THE INPUT ▸
-- Start --
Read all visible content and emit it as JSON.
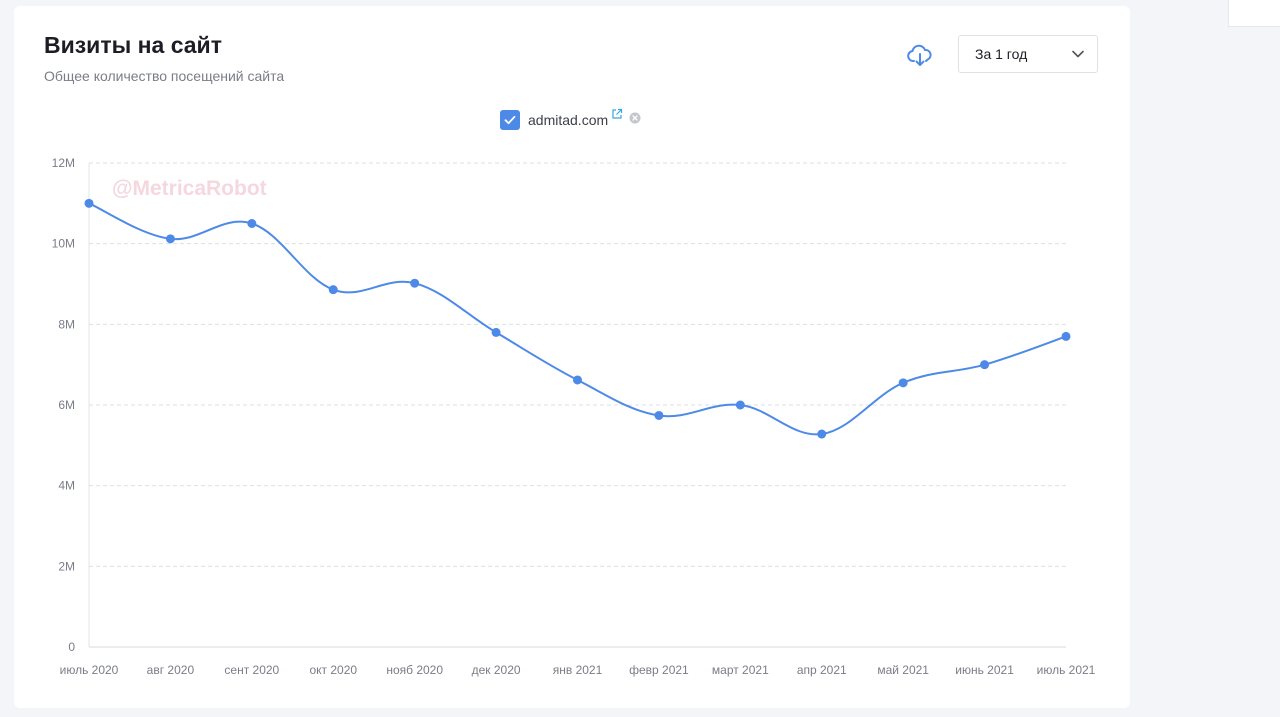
{
  "header": {
    "title": "Визиты на сайт",
    "subtitle": "Общее количество посещений сайта"
  },
  "toolbar": {
    "download_icon": "cloud-download-icon",
    "period_value": "За 1 год"
  },
  "legend": {
    "site": "admitad.com",
    "checked": true
  },
  "watermark": "@MetricaRobot",
  "colors": {
    "accent": "#4d8ae8",
    "series": "#4d8ae8"
  },
  "chart_data": {
    "type": "line",
    "x": [
      "июль 2020",
      "авг 2020",
      "сент 2020",
      "окт 2020",
      "нояб 2020",
      "дек 2020",
      "янв 2021",
      "февр 2021",
      "март 2021",
      "апр 2021",
      "май 2021",
      "июнь 2021",
      "июль 2021"
    ],
    "series": [
      {
        "name": "admitad.com",
        "values": [
          11000000,
          10120000,
          10500000,
          8860000,
          9020000,
          7800000,
          6620000,
          5740000,
          6000000,
          5280000,
          6550000,
          7000000,
          7700000
        ]
      }
    ],
    "yticks": [
      {
        "value": 0,
        "label": "0"
      },
      {
        "value": 2000000,
        "label": "2M"
      },
      {
        "value": 4000000,
        "label": "4M"
      },
      {
        "value": 6000000,
        "label": "6M"
      },
      {
        "value": 8000000,
        "label": "8M"
      },
      {
        "value": 10000000,
        "label": "10M"
      },
      {
        "value": 12000000,
        "label": "12M"
      }
    ],
    "ylim": [
      0,
      12000000
    ],
    "grid": true,
    "smooth": true,
    "legend_position": "top-center"
  }
}
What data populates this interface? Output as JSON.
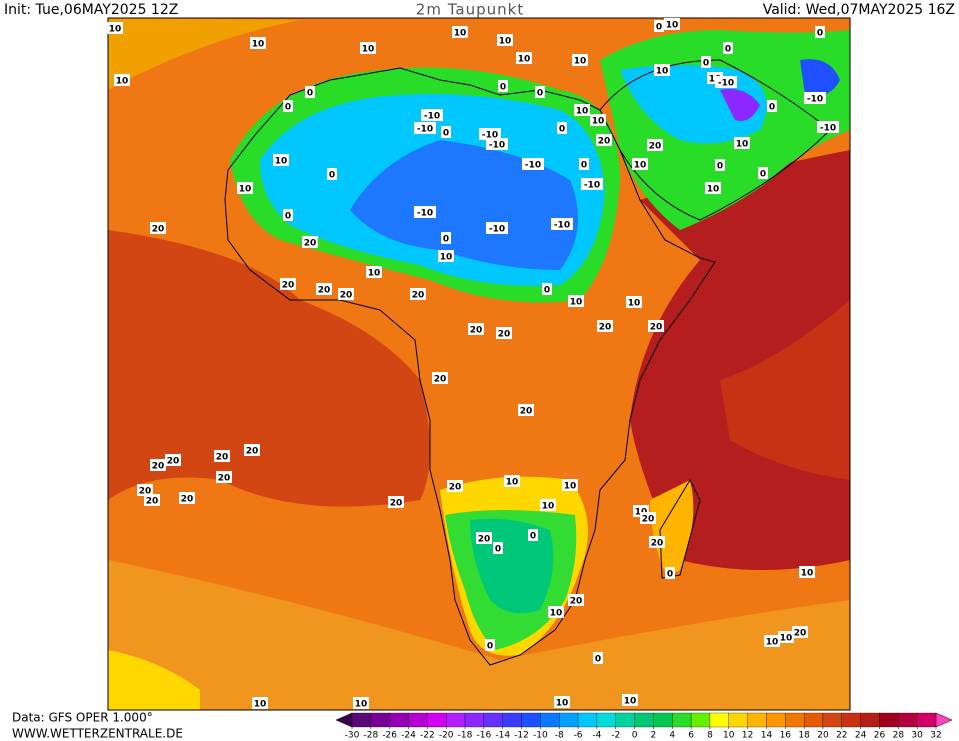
{
  "header": {
    "init": "Init: Tue,06MAY2025 12Z",
    "title": "2m Taupunkt",
    "valid": "Valid: Wed,07MAY2025 16Z"
  },
  "footer": {
    "data": "Data: GFS OPER 1.000°",
    "site": "WWW.WETTERZENTRALE.DE"
  },
  "legend": {
    "ticks": [
      -30,
      -28,
      -26,
      -24,
      -22,
      -20,
      -18,
      -16,
      -14,
      -12,
      -10,
      -8,
      -6,
      -4,
      -2,
      0,
      2,
      4,
      6,
      8,
      10,
      12,
      14,
      16,
      18,
      20,
      22,
      24,
      26,
      28,
      30,
      32
    ],
    "colors": [
      "#3c0050",
      "#5a0a78",
      "#780096",
      "#9600b4",
      "#b400d2",
      "#d200f0",
      "#b41eff",
      "#8c28ff",
      "#6432ff",
      "#3c3cff",
      "#1e50ff",
      "#0a78ff",
      "#00a0ff",
      "#00c8ff",
      "#00dcdc",
      "#00d2a0",
      "#00c878",
      "#00c850",
      "#28dc28",
      "#64f000",
      "#ffff00",
      "#ffd700",
      "#ffb400",
      "#ff9600",
      "#f07800",
      "#e65a00",
      "#d24614",
      "#c83214",
      "#b41e14",
      "#a0001e",
      "#b4003c",
      "#d20064",
      "#ff40c0"
    ]
  },
  "contour_labels": [
    10,
    10,
    10,
    10,
    10,
    10,
    10,
    10,
    0,
    0,
    0,
    0,
    -10,
    -10,
    0,
    -10,
    -10,
    0,
    10,
    10,
    20,
    -10,
    0,
    -10,
    10,
    10,
    10,
    0,
    -10,
    0,
    -10,
    -10,
    0,
    10,
    20,
    20,
    10,
    20,
    20,
    20,
    20,
    0,
    10,
    10,
    20,
    20,
    20,
    20,
    20,
    20,
    20,
    20,
    20,
    20,
    20,
    20,
    20,
    20,
    20,
    20,
    10,
    10,
    10,
    10,
    20,
    20,
    20,
    0,
    0,
    0,
    10,
    20,
    10,
    0,
    0,
    20,
    10,
    10,
    10,
    10,
    10,
    10,
    0,
    0,
    10,
    -10,
    0,
    -10,
    -10,
    10,
    20,
    0,
    10,
    0,
    0,
    0,
    10,
    10
  ]
}
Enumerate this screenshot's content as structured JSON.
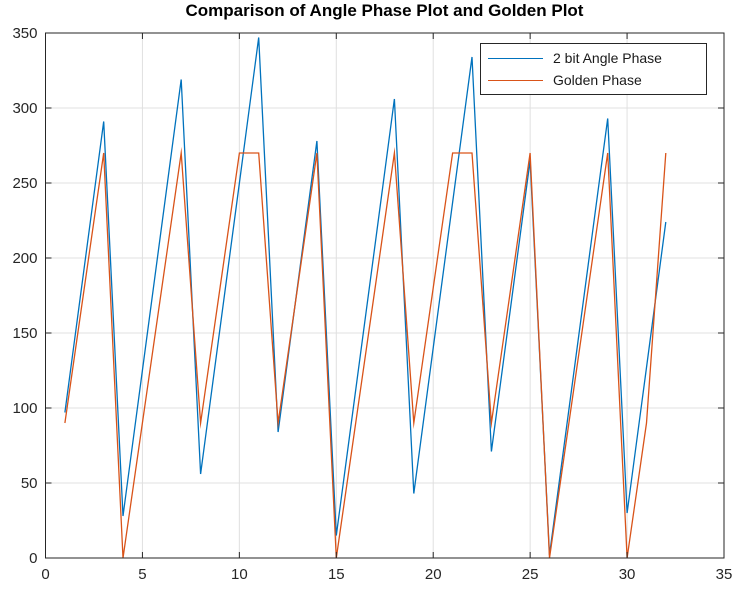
{
  "figure": {
    "title": "Comparison of Angle Phase Plot and Golden Plot"
  },
  "legend": {
    "entries": [
      {
        "label": "2 bit Angle Phase",
        "color": "#0072BD"
      },
      {
        "label": "Golden Phase",
        "color": "#D95319"
      }
    ]
  },
  "chart_data": {
    "type": "line",
    "title": "Comparison of Angle Phase Plot and Golden Plot",
    "xlabel": "",
    "ylabel": "",
    "xlim": [
      0,
      35
    ],
    "ylim": [
      0,
      350
    ],
    "x_ticks": [
      0,
      5,
      10,
      15,
      20,
      25,
      30,
      35
    ],
    "y_ticks": [
      0,
      50,
      100,
      150,
      200,
      250,
      300,
      350
    ],
    "grid": true,
    "legend_position": "top-right-inside",
    "axis_color": "#262626",
    "grid_color": "#e0e0e0",
    "x": [
      1,
      2,
      3,
      4,
      5,
      6,
      7,
      8,
      9,
      10,
      11,
      12,
      13,
      14,
      15,
      16,
      17,
      18,
      19,
      20,
      21,
      22,
      23,
      24,
      25,
      26,
      27,
      28,
      29,
      30,
      31,
      32
    ],
    "series": [
      {
        "name": "2 bit Angle Phase",
        "color": "#0072BD",
        "values": [
          97,
          194,
          291,
          28,
          125,
          222,
          319,
          56,
          153,
          250,
          347,
          84,
          181,
          278,
          15,
          112,
          209,
          306,
          43,
          140,
          237,
          334,
          71,
          168,
          265,
          2,
          99,
          196,
          293,
          30,
          127,
          224
        ]
      },
      {
        "name": "Golden Phase",
        "color": "#D95319",
        "values": [
          90,
          180,
          270,
          0,
          90,
          180,
          270,
          90,
          180,
          270,
          270,
          90,
          180,
          270,
          0,
          90,
          180,
          270,
          90,
          180,
          270,
          270,
          90,
          180,
          270,
          0,
          90,
          180,
          270,
          0,
          90,
          270
        ]
      }
    ]
  }
}
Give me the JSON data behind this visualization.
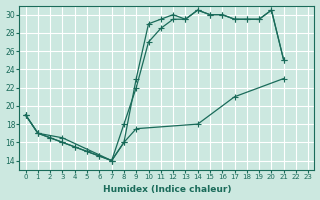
{
  "xlabel": "Humidex (Indice chaleur)",
  "xlim": [
    -0.5,
    23.5
  ],
  "ylim": [
    13,
    31
  ],
  "yticks": [
    14,
    16,
    18,
    20,
    22,
    24,
    26,
    28,
    30
  ],
  "xticks": [
    0,
    1,
    2,
    3,
    4,
    5,
    6,
    7,
    8,
    9,
    10,
    11,
    12,
    13,
    14,
    15,
    16,
    17,
    18,
    19,
    20,
    21,
    22,
    23
  ],
  "bg_color": "#cce8e0",
  "line_color": "#1a6b5a",
  "grid_color": "#ffffff",
  "line1_x": [
    0,
    1,
    2,
    3,
    4,
    5,
    6,
    7,
    8,
    9,
    10,
    11,
    12,
    13,
    14,
    15,
    16,
    17,
    18,
    19,
    20,
    21
  ],
  "line1_y": [
    19,
    17,
    16.5,
    16,
    15.5,
    15,
    14.5,
    14,
    16,
    23,
    29,
    29.5,
    30,
    29.5,
    30.5,
    30,
    30,
    29.5,
    29.5,
    29.5,
    30.5,
    25
  ],
  "line2_x": [
    0,
    1,
    2,
    3,
    4,
    5,
    6,
    7,
    8,
    9,
    10,
    11,
    12,
    13,
    14,
    15,
    16,
    17,
    18,
    19,
    20,
    21
  ],
  "line2_y": [
    19,
    17,
    16.5,
    16,
    15.5,
    15,
    14.5,
    14,
    18,
    22,
    27,
    28.5,
    29.5,
    29.5,
    30.5,
    30,
    30,
    29.5,
    29.5,
    29.5,
    30.5,
    25
  ],
  "line3_x": [
    0,
    1,
    3,
    7,
    8,
    9,
    14,
    17,
    21
  ],
  "line3_y": [
    19,
    17,
    16.5,
    14,
    16,
    17.5,
    18,
    21,
    23
  ]
}
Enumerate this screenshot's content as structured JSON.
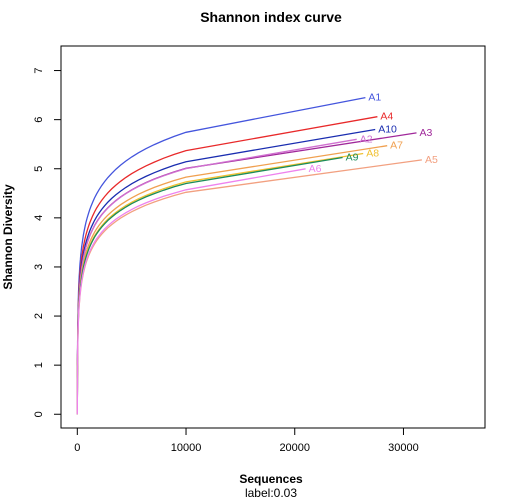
-- End --
REQUEST ▸
Quote exactly the lines from the line that contains "Give me the" through the last line of the listing, please, leaving out all pictures.

WORKED ANSWER ▸
Give me the JSON data behind this visualization.
{
  "xlabel": "Humidex (Indice chaleur)",
  "xlim": [
    -0.5,
    23.5
  ],
  "ylim": [
    13,
    31
  ],
  "yticks": [
    14,
    16,
    18,
    20,
    22,
    24,
    26,
    28,
    30
  ],
  "xticks": [
    0,
    1,
    2,
    3,
    4,
    5,
    6,
    7,
    8,
    9,
    10,
    11,
    12,
    13,
    14,
    15,
    16,
    17,
    18,
    19,
    20,
    21,
    22,
    23
  ],
  "bg_color": "#cce8e0",
  "line_color": "#1a6b5a",
  "grid_color": "#ffffff",
  "line1_x": [
    0,
    1,
    2,
    3,
    4,
    5,
    6,
    7,
    8,
    9,
    10,
    11,
    12,
    13,
    14,
    15,
    16,
    17,
    18,
    19,
    20,
    21
  ],
  "line1_y": [
    19,
    17,
    16.5,
    16,
    15.5,
    15,
    14.5,
    14,
    16,
    23,
    29,
    29.5,
    30,
    29.5,
    30.5,
    30,
    30,
    29.5,
    29.5,
    29.5,
    30.5,
    25
  ],
  "line2_x": [
    0,
    1,
    2,
    3,
    4,
    5,
    6,
    7,
    8,
    9,
    10,
    11,
    12,
    13,
    14,
    15,
    16,
    17,
    18,
    19,
    20,
    21
  ],
  "line2_y": [
    19,
    17,
    16.5,
    16,
    15.5,
    15,
    14.5,
    14,
    18,
    22,
    27,
    28.5,
    29.5,
    29.5,
    30.5,
    30,
    30,
    29.5,
    29.5,
    29.5,
    30.5,
    25
  ],
  "line3_x": [
    0,
    1,
    3,
    7,
    8,
    9,
    14,
    17,
    21
  ],
  "line3_y": [
    19,
    17,
    16.5,
    14,
    16,
    17.5,
    18,
    21,
    23
  ]
}
Enumerate this screenshot's content as structured JSON.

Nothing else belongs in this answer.